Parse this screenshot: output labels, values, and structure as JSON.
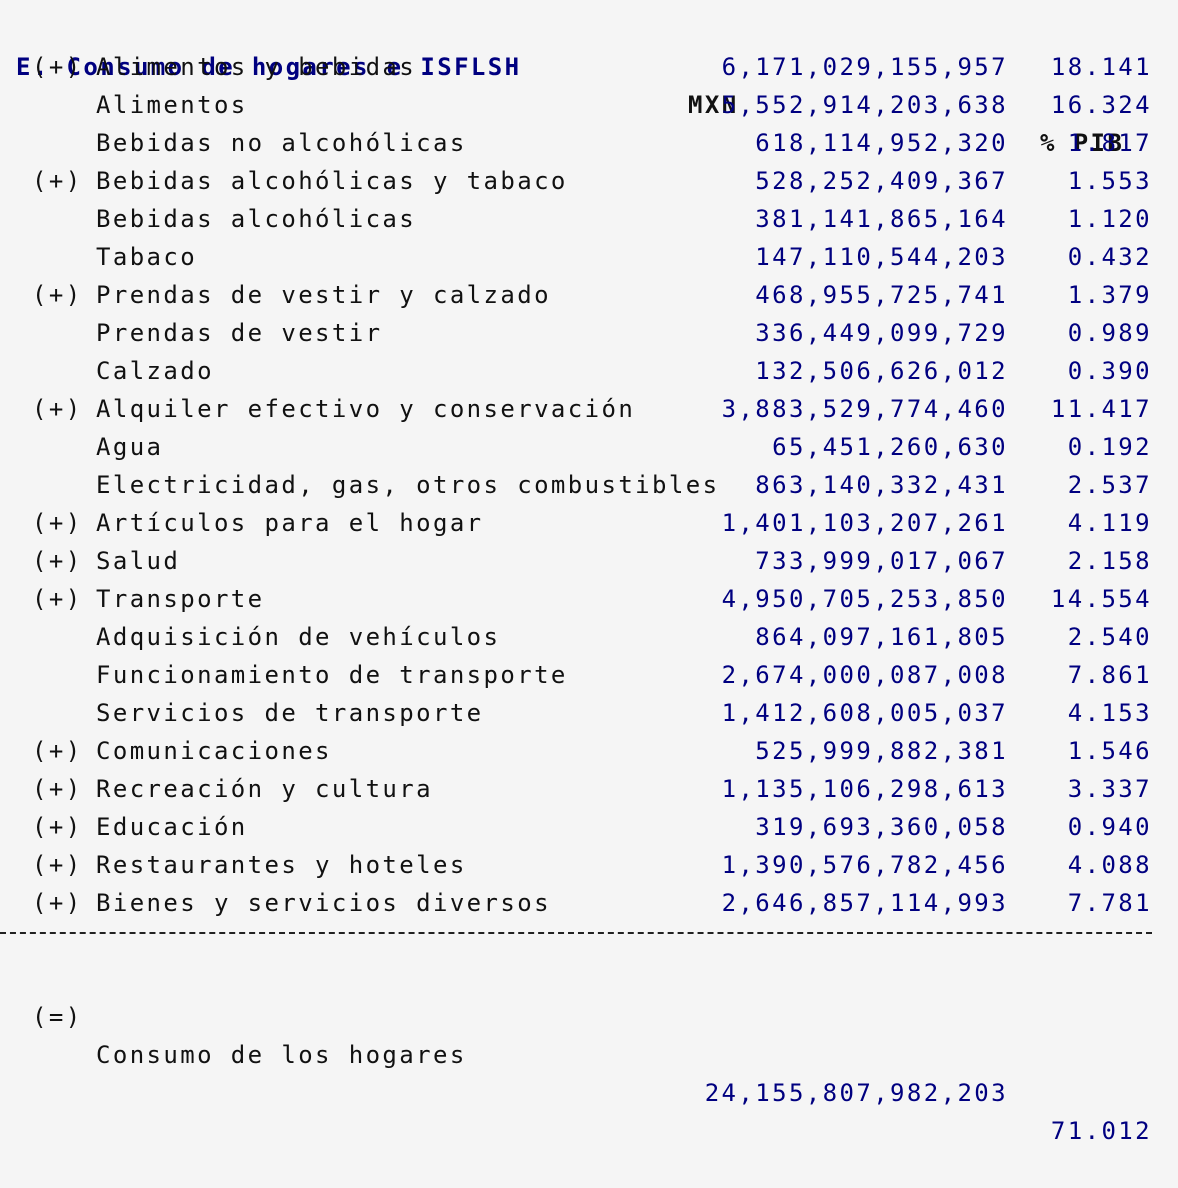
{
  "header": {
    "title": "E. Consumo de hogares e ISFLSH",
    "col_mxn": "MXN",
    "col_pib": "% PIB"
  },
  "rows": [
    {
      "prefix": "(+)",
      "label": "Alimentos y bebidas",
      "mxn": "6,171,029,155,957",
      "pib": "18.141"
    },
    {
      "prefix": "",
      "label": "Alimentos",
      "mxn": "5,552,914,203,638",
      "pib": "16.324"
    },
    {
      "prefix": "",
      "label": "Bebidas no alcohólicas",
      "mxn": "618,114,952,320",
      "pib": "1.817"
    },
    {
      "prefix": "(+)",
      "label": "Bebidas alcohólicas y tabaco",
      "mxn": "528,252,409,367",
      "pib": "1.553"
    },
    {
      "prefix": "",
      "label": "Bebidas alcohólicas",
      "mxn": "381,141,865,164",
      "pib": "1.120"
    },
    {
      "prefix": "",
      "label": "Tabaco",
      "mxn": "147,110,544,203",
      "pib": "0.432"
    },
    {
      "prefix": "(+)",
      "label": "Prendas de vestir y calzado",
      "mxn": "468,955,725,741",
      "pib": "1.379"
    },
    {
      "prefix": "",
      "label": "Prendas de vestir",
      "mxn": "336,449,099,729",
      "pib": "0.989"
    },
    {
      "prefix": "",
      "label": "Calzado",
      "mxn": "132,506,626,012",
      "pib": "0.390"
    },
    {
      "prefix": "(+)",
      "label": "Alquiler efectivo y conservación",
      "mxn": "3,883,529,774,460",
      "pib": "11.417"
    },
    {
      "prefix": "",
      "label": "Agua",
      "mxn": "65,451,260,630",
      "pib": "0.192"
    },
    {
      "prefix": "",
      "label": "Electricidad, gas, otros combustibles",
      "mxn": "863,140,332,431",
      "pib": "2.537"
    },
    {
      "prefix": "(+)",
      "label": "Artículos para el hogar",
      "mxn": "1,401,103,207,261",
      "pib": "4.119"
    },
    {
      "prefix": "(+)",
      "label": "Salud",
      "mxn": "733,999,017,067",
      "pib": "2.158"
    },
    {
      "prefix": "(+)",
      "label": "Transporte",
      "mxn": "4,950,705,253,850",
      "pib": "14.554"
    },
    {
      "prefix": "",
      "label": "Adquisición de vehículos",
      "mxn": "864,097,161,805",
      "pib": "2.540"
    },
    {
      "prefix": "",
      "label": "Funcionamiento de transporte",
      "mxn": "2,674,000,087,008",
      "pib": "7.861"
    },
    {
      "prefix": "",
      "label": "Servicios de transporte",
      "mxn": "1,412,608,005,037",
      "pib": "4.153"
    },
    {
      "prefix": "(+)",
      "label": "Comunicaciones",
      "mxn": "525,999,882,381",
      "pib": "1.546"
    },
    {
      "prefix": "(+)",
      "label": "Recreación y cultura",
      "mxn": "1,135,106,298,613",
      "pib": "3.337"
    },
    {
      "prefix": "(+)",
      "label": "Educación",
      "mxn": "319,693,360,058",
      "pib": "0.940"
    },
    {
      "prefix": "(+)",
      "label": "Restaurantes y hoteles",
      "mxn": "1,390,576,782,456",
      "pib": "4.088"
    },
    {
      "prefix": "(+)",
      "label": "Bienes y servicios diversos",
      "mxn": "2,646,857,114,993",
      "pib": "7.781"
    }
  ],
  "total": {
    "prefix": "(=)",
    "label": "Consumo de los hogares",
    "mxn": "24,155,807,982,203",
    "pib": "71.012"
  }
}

================================

▶ _Given problem_
Output the material word for word, omitting its pictures.

▶ _Worked solution_
Parse this screenshot: output labels, values, and structure as JSON.
{
  "header": {
    "title": "E. Consumo de hogares e ISFLSH",
    "col_mxn": "MXN",
    "col_pib": "% PIB"
  },
  "rows": [
    {
      "prefix": "(+)",
      "label": "Alimentos y bebidas",
      "mxn": "6,171,029,155,957",
      "pib": "18.141"
    },
    {
      "prefix": "",
      "label": "Alimentos",
      "mxn": "5,552,914,203,638",
      "pib": "16.324"
    },
    {
      "prefix": "",
      "label": "Bebidas no alcohólicas",
      "mxn": "618,114,952,320",
      "pib": "1.817"
    },
    {
      "prefix": "(+)",
      "label": "Bebidas alcohólicas y tabaco",
      "mxn": "528,252,409,367",
      "pib": "1.553"
    },
    {
      "prefix": "",
      "label": "Bebidas alcohólicas",
      "mxn": "381,141,865,164",
      "pib": "1.120"
    },
    {
      "prefix": "",
      "label": "Tabaco",
      "mxn": "147,110,544,203",
      "pib": "0.432"
    },
    {
      "prefix": "(+)",
      "label": "Prendas de vestir y calzado",
      "mxn": "468,955,725,741",
      "pib": "1.379"
    },
    {
      "prefix": "",
      "label": "Prendas de vestir",
      "mxn": "336,449,099,729",
      "pib": "0.989"
    },
    {
      "prefix": "",
      "label": "Calzado",
      "mxn": "132,506,626,012",
      "pib": "0.390"
    },
    {
      "prefix": "(+)",
      "label": "Alquiler efectivo y conservación",
      "mxn": "3,883,529,774,460",
      "pib": "11.417"
    },
    {
      "prefix": "",
      "label": "Agua",
      "mxn": "65,451,260,630",
      "pib": "0.192"
    },
    {
      "prefix": "",
      "label": "Electricidad, gas, otros combustibles",
      "mxn": "863,140,332,431",
      "pib": "2.537"
    },
    {
      "prefix": "(+)",
      "label": "Artículos para el hogar",
      "mxn": "1,401,103,207,261",
      "pib": "4.119"
    },
    {
      "prefix": "(+)",
      "label": "Salud",
      "mxn": "733,999,017,067",
      "pib": "2.158"
    },
    {
      "prefix": "(+)",
      "label": "Transporte",
      "mxn": "4,950,705,253,850",
      "pib": "14.554"
    },
    {
      "prefix": "",
      "label": "Adquisición de vehículos",
      "mxn": "864,097,161,805",
      "pib": "2.540"
    },
    {
      "prefix": "",
      "label": "Funcionamiento de transporte",
      "mxn": "2,674,000,087,008",
      "pib": "7.861"
    },
    {
      "prefix": "",
      "label": "Servicios de transporte",
      "mxn": "1,412,608,005,037",
      "pib": "4.153"
    },
    {
      "prefix": "(+)",
      "label": "Comunicaciones",
      "mxn": "525,999,882,381",
      "pib": "1.546"
    },
    {
      "prefix": "(+)",
      "label": "Recreación y cultura",
      "mxn": "1,135,106,298,613",
      "pib": "3.337"
    },
    {
      "prefix": "(+)",
      "label": "Educación",
      "mxn": "319,693,360,058",
      "pib": "0.940"
    },
    {
      "prefix": "(+)",
      "label": "Restaurantes y hoteles",
      "mxn": "1,390,576,782,456",
      "pib": "4.088"
    },
    {
      "prefix": "(+)",
      "label": "Bienes y servicios diversos",
      "mxn": "2,646,857,114,993",
      "pib": "7.781"
    }
  ],
  "total": {
    "prefix": "(=)",
    "label": "Consumo de los hogares",
    "mxn": "24,155,807,982,203",
    "pib": "71.012"
  }
}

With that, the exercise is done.